> Cosa si chiede
Ricopia parola per parola tutte le righe del materiale qui sotto, senza tralasciarne nessuna.

===== Materiale di lavoro =====

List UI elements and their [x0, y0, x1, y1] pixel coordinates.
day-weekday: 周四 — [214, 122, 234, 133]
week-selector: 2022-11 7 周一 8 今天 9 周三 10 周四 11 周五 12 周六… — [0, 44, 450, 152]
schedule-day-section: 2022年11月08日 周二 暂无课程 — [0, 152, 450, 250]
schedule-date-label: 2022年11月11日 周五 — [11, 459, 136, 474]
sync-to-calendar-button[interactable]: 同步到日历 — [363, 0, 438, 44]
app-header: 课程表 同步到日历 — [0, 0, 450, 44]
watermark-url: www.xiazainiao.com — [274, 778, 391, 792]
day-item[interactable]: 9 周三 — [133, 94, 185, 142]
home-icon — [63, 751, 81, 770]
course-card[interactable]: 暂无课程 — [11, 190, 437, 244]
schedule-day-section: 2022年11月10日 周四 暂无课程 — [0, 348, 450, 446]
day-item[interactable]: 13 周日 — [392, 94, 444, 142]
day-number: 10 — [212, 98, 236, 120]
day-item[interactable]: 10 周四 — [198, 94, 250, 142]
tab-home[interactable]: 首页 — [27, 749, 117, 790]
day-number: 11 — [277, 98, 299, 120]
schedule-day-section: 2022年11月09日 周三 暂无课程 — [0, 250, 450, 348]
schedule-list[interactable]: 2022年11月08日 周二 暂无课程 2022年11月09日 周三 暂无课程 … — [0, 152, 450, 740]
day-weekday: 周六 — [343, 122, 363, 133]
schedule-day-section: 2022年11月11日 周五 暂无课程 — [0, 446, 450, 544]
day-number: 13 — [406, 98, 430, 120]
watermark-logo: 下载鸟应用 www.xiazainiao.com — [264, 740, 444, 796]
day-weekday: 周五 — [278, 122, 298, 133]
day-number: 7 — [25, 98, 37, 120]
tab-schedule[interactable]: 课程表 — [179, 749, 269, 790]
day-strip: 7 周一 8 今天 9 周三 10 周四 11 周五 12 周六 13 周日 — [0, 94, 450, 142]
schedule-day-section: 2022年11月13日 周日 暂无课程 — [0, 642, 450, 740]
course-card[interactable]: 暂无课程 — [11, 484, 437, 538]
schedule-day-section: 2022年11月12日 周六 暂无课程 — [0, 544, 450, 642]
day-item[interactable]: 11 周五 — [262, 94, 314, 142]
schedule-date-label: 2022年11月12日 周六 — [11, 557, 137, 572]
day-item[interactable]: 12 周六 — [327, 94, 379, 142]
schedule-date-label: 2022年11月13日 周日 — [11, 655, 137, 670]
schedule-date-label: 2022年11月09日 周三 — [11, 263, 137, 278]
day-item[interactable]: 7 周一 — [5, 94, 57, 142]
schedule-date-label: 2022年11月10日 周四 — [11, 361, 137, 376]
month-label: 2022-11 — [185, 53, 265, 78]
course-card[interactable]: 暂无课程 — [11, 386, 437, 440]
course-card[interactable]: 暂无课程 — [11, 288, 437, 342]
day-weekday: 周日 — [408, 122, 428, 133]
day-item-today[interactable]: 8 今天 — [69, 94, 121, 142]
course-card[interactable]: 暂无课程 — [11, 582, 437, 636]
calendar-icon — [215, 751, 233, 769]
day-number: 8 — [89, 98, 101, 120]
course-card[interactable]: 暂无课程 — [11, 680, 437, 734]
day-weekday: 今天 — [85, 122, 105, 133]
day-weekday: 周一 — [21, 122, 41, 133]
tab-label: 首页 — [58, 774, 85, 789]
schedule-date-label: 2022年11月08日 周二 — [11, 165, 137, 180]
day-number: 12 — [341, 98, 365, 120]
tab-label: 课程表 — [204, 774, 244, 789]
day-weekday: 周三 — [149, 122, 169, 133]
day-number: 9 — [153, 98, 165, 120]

=====

> Risultato completo
List UI elements and their [x0, y0, x1, y1] pixel coordinates.
day-weekday: 周四 — [214, 122, 234, 133]
week-selector: 2022-11 7 周一 8 今天 9 周三 10 周四 11 周五 12 周六… — [0, 44, 450, 152]
schedule-day-section: 2022年11月08日 周二 暂无课程 — [0, 152, 450, 250]
schedule-date-label: 2022年11月11日 周五 — [11, 459, 136, 474]
sync-to-calendar-button[interactable]: 同步到日历 — [363, 0, 438, 44]
app-header: 课程表 同步到日历 — [0, 0, 450, 44]
watermark-url: www.xiazainiao.com — [274, 778, 391, 792]
day-item[interactable]: 9 周三 — [133, 94, 185, 142]
home-icon — [63, 751, 81, 770]
course-card[interactable]: 暂无课程 — [11, 190, 437, 244]
schedule-day-section: 2022年11月10日 周四 暂无课程 — [0, 348, 450, 446]
day-item[interactable]: 13 周日 — [392, 94, 444, 142]
day-number: 10 — [212, 98, 236, 120]
day-item[interactable]: 10 周四 — [198, 94, 250, 142]
tab-home[interactable]: 首页 — [27, 749, 117, 790]
day-number: 11 — [277, 98, 299, 120]
schedule-day-section: 2022年11月09日 周三 暂无课程 — [0, 250, 450, 348]
schedule-list[interactable]: 2022年11月08日 周二 暂无课程 2022年11月09日 周三 暂无课程 … — [0, 152, 450, 740]
day-weekday: 周六 — [343, 122, 363, 133]
schedule-day-section: 2022年11月11日 周五 暂无课程 — [0, 446, 450, 544]
day-number: 13 — [406, 98, 430, 120]
watermark-logo: 下载鸟应用 www.xiazainiao.com — [264, 740, 444, 796]
day-weekday: 周五 — [278, 122, 298, 133]
day-number: 7 — [25, 98, 37, 120]
tab-schedule[interactable]: 课程表 — [179, 749, 269, 790]
day-strip: 7 周一 8 今天 9 周三 10 周四 11 周五 12 周六 13 周日 — [0, 94, 450, 142]
schedule-day-section: 2022年11月13日 周日 暂无课程 — [0, 642, 450, 740]
course-card[interactable]: 暂无课程 — [11, 484, 437, 538]
schedule-day-section: 2022年11月12日 周六 暂无课程 — [0, 544, 450, 642]
day-item[interactable]: 11 周五 — [262, 94, 314, 142]
schedule-date-label: 2022年11月12日 周六 — [11, 557, 137, 572]
day-item[interactable]: 12 周六 — [327, 94, 379, 142]
schedule-date-label: 2022年11月13日 周日 — [11, 655, 137, 670]
schedule-date-label: 2022年11月09日 周三 — [11, 263, 137, 278]
day-item[interactable]: 7 周一 — [5, 94, 57, 142]
schedule-date-label: 2022年11月10日 周四 — [11, 361, 137, 376]
month-label: 2022-11 — [185, 53, 265, 78]
course-card[interactable]: 暂无课程 — [11, 386, 437, 440]
course-card[interactable]: 暂无课程 — [11, 288, 437, 342]
day-weekday: 周日 — [408, 122, 428, 133]
day-item-today[interactable]: 8 今天 — [69, 94, 121, 142]
course-card[interactable]: 暂无课程 — [11, 582, 437, 636]
calendar-icon — [215, 751, 233, 769]
day-number: 8 — [89, 98, 101, 120]
course-card[interactable]: 暂无课程 — [11, 680, 437, 734]
day-weekday: 今天 — [85, 122, 105, 133]
day-weekday: 周一 — [21, 122, 41, 133]
tab-label: 首页 — [58, 774, 85, 789]
schedule-date-label: 2022年11月08日 周二 — [11, 165, 137, 180]
day-number: 12 — [341, 98, 365, 120]
tab-label: 课程表 — [204, 774, 244, 789]
day-weekday: 周三 — [149, 122, 169, 133]
day-number: 9 — [153, 98, 165, 120]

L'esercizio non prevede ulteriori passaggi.